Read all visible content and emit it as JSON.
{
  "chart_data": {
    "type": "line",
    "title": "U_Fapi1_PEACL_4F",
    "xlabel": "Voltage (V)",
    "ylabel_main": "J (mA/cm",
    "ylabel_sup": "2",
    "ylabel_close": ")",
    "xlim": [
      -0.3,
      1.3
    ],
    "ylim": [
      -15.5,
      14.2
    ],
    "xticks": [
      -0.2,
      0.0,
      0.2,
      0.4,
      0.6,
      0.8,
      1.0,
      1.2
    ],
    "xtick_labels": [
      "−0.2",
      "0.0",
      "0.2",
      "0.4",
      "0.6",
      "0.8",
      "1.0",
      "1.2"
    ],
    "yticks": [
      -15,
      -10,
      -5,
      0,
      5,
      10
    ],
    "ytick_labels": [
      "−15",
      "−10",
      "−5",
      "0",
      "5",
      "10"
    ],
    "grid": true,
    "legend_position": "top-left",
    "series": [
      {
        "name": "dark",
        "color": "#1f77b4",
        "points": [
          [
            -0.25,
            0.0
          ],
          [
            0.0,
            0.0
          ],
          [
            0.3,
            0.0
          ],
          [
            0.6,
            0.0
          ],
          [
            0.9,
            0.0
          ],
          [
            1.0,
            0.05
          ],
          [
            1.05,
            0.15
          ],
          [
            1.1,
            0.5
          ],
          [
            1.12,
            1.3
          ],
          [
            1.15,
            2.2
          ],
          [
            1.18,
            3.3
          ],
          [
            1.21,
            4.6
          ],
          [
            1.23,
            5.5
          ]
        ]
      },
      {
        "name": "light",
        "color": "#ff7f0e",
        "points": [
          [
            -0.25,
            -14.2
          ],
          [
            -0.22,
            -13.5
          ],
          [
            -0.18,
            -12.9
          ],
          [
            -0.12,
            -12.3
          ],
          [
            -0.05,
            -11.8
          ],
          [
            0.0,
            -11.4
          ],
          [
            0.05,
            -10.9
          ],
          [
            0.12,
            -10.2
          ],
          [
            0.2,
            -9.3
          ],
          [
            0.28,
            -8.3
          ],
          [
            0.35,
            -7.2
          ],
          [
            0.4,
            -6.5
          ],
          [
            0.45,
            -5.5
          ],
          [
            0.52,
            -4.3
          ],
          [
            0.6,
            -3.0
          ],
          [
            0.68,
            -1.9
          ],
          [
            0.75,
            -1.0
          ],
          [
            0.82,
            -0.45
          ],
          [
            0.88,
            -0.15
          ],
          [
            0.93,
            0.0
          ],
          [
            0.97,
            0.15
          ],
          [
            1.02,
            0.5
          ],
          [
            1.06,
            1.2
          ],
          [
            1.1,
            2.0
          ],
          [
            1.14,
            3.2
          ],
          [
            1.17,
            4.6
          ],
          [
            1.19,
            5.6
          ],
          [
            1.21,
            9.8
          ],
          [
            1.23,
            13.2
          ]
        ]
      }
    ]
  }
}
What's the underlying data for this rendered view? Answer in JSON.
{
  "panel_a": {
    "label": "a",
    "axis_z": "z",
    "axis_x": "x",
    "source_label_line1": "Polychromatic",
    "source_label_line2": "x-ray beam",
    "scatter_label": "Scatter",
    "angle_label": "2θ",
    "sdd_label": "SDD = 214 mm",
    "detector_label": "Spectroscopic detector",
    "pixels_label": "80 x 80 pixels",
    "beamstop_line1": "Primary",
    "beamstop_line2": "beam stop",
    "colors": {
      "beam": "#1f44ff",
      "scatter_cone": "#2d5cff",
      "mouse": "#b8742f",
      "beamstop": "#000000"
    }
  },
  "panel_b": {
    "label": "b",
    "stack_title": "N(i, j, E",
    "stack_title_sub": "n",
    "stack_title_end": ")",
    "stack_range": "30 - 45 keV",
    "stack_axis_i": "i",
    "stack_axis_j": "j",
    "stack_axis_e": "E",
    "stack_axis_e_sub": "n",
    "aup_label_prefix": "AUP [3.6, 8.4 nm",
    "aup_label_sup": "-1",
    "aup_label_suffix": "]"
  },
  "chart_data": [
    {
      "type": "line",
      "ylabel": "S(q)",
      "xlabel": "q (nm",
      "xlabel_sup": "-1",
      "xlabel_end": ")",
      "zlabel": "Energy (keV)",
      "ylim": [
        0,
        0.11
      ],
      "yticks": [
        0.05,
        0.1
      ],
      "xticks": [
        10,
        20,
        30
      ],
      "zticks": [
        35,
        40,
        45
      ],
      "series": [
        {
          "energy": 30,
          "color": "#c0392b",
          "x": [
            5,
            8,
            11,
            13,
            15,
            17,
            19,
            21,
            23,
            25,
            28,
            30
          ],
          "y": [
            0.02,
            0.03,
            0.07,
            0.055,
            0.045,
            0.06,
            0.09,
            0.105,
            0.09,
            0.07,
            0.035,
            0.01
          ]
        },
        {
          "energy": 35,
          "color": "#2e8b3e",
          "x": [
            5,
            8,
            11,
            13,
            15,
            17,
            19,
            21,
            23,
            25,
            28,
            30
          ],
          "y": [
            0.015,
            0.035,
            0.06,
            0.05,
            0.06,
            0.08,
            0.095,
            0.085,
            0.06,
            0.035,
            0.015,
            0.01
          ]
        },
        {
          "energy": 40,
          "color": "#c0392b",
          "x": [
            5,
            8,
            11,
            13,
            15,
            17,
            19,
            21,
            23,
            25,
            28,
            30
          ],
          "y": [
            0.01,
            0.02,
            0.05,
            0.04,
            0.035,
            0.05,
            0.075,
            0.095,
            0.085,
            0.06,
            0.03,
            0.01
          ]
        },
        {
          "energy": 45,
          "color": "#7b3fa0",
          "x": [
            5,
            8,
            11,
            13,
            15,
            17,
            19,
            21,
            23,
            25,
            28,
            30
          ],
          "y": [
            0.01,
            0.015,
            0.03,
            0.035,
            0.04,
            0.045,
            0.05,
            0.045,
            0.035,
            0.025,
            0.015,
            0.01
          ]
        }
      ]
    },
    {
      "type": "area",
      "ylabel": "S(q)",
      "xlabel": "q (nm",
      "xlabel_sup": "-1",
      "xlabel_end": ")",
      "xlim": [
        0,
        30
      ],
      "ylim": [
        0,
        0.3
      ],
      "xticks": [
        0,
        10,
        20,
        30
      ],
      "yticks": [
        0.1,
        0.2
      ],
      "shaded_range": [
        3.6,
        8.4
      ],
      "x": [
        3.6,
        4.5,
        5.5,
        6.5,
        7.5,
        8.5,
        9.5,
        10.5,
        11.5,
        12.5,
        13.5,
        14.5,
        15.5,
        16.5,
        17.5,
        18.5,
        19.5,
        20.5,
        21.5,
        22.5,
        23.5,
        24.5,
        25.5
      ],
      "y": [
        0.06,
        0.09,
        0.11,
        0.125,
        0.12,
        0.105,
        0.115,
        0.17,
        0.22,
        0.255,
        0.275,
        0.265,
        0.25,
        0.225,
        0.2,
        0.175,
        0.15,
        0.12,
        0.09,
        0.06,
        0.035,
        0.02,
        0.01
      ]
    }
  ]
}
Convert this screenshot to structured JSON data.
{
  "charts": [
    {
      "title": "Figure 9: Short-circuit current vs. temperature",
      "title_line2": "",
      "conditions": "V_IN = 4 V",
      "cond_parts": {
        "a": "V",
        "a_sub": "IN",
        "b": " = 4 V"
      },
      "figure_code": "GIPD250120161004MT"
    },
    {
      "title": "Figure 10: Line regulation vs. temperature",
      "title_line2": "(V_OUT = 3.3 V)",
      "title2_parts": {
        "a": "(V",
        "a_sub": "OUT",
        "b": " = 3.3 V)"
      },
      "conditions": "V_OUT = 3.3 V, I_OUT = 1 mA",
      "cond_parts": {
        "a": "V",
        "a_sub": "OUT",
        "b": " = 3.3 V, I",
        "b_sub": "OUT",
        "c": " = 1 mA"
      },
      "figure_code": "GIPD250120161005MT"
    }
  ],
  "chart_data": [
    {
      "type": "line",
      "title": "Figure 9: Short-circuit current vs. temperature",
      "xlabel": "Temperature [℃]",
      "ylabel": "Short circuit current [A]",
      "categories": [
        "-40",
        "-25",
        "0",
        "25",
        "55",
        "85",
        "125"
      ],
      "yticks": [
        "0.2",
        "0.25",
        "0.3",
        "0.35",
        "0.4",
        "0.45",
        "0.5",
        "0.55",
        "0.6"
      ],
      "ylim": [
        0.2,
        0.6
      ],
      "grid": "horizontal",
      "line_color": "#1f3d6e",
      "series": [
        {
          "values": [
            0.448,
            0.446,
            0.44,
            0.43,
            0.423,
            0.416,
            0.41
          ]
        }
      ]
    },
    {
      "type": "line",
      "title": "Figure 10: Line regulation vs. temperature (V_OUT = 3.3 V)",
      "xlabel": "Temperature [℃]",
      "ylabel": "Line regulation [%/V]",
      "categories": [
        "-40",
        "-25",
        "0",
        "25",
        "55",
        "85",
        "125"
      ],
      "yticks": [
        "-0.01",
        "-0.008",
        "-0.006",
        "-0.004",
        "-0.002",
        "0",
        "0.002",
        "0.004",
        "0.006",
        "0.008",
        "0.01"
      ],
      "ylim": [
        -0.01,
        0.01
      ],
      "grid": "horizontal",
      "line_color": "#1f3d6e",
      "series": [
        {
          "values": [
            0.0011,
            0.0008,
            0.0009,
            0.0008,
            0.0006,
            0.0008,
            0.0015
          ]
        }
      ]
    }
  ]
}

= PROBLEM TO WORK ON =
Find the lines holding "conditions" and list every one.

= EXERCISE SOLUTION =
      "conditions": "V_IN = 4 V",
      "conditions": "V_OUT = 3.3 V, I_OUT = 1 mA",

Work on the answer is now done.